(Stored data)
※ ※ ※

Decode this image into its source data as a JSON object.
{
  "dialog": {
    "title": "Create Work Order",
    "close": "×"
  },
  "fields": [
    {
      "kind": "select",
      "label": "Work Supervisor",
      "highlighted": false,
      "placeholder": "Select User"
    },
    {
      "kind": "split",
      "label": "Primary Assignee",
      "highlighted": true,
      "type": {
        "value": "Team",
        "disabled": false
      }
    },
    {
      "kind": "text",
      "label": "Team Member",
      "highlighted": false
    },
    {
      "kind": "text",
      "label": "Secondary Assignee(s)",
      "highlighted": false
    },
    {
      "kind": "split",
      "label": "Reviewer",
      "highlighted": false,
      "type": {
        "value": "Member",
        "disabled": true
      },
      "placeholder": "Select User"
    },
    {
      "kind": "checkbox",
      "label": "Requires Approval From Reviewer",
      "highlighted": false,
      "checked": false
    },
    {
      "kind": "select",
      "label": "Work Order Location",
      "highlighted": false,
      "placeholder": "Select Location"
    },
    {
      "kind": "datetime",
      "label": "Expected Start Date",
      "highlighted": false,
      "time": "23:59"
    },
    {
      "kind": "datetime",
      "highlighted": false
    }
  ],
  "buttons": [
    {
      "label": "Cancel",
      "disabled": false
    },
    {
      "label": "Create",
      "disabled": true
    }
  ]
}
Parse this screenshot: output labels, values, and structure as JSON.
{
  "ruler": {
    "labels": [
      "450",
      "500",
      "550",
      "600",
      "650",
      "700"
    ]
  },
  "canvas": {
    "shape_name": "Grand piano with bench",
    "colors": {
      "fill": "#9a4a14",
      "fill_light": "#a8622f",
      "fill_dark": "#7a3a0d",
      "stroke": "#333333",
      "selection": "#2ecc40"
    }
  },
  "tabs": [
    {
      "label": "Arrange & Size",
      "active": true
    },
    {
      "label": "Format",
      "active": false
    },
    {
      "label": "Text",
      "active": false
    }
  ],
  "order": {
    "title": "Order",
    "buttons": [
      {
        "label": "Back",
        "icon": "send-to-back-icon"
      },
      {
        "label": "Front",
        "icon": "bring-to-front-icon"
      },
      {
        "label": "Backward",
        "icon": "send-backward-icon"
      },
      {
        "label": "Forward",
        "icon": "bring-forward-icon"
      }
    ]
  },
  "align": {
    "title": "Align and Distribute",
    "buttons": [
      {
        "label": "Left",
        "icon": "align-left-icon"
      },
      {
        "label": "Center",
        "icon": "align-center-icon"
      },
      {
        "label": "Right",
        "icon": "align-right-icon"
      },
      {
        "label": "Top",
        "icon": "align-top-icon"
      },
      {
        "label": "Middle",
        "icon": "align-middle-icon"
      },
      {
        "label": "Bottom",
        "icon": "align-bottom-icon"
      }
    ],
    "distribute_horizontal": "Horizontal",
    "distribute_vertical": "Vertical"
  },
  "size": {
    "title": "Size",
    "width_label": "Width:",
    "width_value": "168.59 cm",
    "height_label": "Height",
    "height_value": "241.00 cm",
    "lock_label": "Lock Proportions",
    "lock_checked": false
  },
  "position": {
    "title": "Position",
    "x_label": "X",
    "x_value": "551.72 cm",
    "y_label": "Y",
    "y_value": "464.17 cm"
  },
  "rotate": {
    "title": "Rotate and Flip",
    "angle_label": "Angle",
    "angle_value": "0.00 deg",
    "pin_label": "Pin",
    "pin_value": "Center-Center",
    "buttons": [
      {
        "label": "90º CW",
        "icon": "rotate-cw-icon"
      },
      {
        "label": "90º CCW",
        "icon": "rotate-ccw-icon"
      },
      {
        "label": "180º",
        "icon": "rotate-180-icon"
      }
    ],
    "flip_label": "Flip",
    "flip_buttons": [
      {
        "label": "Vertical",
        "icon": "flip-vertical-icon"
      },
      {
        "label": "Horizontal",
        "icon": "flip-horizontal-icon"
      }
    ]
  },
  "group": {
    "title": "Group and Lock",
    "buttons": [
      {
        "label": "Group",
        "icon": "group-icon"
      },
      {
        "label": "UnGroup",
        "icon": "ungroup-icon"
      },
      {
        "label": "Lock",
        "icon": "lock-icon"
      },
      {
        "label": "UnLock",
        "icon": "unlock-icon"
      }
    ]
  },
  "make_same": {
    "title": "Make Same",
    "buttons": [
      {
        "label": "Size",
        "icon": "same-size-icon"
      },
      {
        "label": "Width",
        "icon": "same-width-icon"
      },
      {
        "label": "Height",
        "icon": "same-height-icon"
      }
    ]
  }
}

※ ※ ※

> _EXERCISE OBJECTIVE_
Which lines contain "Assignee"? Copy each of them out.

> _CORRECT ANSWER_
      "label": "Primary Assignee",
      "label": "Secondary Assignee(s)",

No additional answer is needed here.